_WHAT IS REQUIRED_
Write out all of the data without omission, exactly as shown.

##### RECORD SET #####

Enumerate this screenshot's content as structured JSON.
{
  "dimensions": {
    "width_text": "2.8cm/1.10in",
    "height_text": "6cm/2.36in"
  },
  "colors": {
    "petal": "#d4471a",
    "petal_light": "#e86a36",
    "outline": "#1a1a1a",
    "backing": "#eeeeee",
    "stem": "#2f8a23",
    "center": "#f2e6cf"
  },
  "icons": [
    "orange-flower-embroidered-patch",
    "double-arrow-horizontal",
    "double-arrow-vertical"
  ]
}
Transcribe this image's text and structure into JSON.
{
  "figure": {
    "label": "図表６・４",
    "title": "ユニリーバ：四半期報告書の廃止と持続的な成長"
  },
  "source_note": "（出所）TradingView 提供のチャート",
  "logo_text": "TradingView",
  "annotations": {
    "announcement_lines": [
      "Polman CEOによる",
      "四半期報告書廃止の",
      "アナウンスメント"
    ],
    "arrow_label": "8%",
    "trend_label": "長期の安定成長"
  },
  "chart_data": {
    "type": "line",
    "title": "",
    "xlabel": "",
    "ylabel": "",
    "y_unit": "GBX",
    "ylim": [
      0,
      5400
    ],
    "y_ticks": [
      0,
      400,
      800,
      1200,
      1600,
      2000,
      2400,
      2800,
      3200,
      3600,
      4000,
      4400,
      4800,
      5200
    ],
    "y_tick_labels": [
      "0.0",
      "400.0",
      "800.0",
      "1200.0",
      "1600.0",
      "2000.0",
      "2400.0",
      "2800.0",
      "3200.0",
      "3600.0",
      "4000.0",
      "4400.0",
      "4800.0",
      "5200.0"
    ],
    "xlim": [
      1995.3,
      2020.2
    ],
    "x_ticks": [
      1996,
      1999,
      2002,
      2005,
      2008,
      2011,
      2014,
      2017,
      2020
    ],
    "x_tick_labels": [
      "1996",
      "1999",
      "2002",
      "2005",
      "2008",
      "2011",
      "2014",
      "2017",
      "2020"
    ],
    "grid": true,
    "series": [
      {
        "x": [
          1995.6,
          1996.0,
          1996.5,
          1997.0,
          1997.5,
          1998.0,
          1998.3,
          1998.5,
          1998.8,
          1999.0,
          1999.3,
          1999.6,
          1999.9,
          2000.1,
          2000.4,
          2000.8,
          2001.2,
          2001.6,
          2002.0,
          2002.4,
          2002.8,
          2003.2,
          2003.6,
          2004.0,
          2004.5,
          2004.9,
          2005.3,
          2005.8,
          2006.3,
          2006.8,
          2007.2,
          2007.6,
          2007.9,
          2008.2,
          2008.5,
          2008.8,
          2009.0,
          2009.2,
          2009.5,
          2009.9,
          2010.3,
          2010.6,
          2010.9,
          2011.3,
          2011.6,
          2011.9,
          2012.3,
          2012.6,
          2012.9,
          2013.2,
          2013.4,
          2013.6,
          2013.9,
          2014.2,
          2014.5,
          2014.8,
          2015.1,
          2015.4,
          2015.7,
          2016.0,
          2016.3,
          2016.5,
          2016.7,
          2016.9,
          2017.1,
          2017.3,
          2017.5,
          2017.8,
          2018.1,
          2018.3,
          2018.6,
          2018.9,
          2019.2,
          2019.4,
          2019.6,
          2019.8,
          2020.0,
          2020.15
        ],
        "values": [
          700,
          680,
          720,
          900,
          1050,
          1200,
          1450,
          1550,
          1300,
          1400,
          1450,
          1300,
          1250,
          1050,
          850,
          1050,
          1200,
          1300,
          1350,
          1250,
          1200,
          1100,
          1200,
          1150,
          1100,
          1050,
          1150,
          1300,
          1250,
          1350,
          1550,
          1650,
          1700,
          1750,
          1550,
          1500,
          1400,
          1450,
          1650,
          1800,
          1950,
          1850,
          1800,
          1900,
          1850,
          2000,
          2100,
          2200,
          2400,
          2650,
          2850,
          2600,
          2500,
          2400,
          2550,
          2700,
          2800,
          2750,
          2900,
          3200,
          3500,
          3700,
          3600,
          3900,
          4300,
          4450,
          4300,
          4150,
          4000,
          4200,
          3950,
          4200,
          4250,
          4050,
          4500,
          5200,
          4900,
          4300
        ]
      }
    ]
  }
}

#####

_RESPONSE TO THE TASK_
Enumerate this screenshot's content as structured JSON.
{
  "dimensions": {
    "width_text": "2.8cm/1.10in",
    "height_text": "6cm/2.36in"
  },
  "colors": {
    "petal": "#d4471a",
    "petal_light": "#e86a36",
    "outline": "#1a1a1a",
    "backing": "#eeeeee",
    "stem": "#2f8a23",
    "center": "#f2e6cf"
  },
  "icons": [
    "orange-flower-embroidered-patch",
    "double-arrow-horizontal",
    "double-arrow-vertical"
  ]
}
Transcribe this image's text and structure into JSON.
{
  "figure": {
    "label": "図表６・４",
    "title": "ユニリーバ：四半期報告書の廃止と持続的な成長"
  },
  "source_note": "（出所）TradingView 提供のチャート",
  "logo_text": "TradingView",
  "annotations": {
    "announcement_lines": [
      "Polman CEOによる",
      "四半期報告書廃止の",
      "アナウンスメント"
    ],
    "arrow_label": "8%",
    "trend_label": "長期の安定成長"
  },
  "chart_data": {
    "type": "line",
    "title": "",
    "xlabel": "",
    "ylabel": "",
    "y_unit": "GBX",
    "ylim": [
      0,
      5400
    ],
    "y_ticks": [
      0,
      400,
      800,
      1200,
      1600,
      2000,
      2400,
      2800,
      3200,
      3600,
      4000,
      4400,
      4800,
      5200
    ],
    "y_tick_labels": [
      "0.0",
      "400.0",
      "800.0",
      "1200.0",
      "1600.0",
      "2000.0",
      "2400.0",
      "2800.0",
      "3200.0",
      "3600.0",
      "4000.0",
      "4400.0",
      "4800.0",
      "5200.0"
    ],
    "xlim": [
      1995.3,
      2020.2
    ],
    "x_ticks": [
      1996,
      1999,
      2002,
      2005,
      2008,
      2011,
      2014,
      2017,
      2020
    ],
    "x_tick_labels": [
      "1996",
      "1999",
      "2002",
      "2005",
      "2008",
      "2011",
      "2014",
      "2017",
      "2020"
    ],
    "grid": true,
    "series": [
      {
        "x": [
          1995.6,
          1996.0,
          1996.5,
          1997.0,
          1997.5,
          1998.0,
          1998.3,
          1998.5,
          1998.8,
          1999.0,
          1999.3,
          1999.6,
          1999.9,
          2000.1,
          2000.4,
          2000.8,
          2001.2,
          2001.6,
          2002.0,
          2002.4,
          2002.8,
          2003.2,
          2003.6,
          2004.0,
          2004.5,
          2004.9,
          2005.3,
          2005.8,
          2006.3,
          2006.8,
          2007.2,
          2007.6,
          2007.9,
          2008.2,
          2008.5,
          2008.8,
          2009.0,
          2009.2,
          2009.5,
          2009.9,
          2010.3,
          2010.6,
          2010.9,
          2011.3,
          2011.6,
          2011.9,
          2012.3,
          2012.6,
          2012.9,
          2013.2,
          2013.4,
          2013.6,
          2013.9,
          2014.2,
          2014.5,
          2014.8,
          2015.1,
          2015.4,
          2015.7,
          2016.0,
          2016.3,
          2016.5,
          2016.7,
          2016.9,
          2017.1,
          2017.3,
          2017.5,
          2017.8,
          2018.1,
          2018.3,
          2018.6,
          2018.9,
          2019.2,
          2019.4,
          2019.6,
          2019.8,
          2020.0,
          2020.15
        ],
        "values": [
          700,
          680,
          720,
          900,
          1050,
          1200,
          1450,
          1550,
          1300,
          1400,
          1450,
          1300,
          1250,
          1050,
          850,
          1050,
          1200,
          1300,
          1350,
          1250,
          1200,
          1100,
          1200,
          1150,
          1100,
          1050,
          1150,
          1300,
          1250,
          1350,
          1550,
          1650,
          1700,
          1750,
          1550,
          1500,
          1400,
          1450,
          1650,
          1800,
          1950,
          1850,
          1800,
          1900,
          1850,
          2000,
          2100,
          2200,
          2400,
          2650,
          2850,
          2600,
          2500,
          2400,
          2550,
          2700,
          2800,
          2750,
          2900,
          3200,
          3500,
          3700,
          3600,
          3900,
          4300,
          4450,
          4300,
          4150,
          4000,
          4200,
          3950,
          4200,
          4250,
          4050,
          4500,
          5200,
          4900,
          4300
        ]
      }
    ]
  }
}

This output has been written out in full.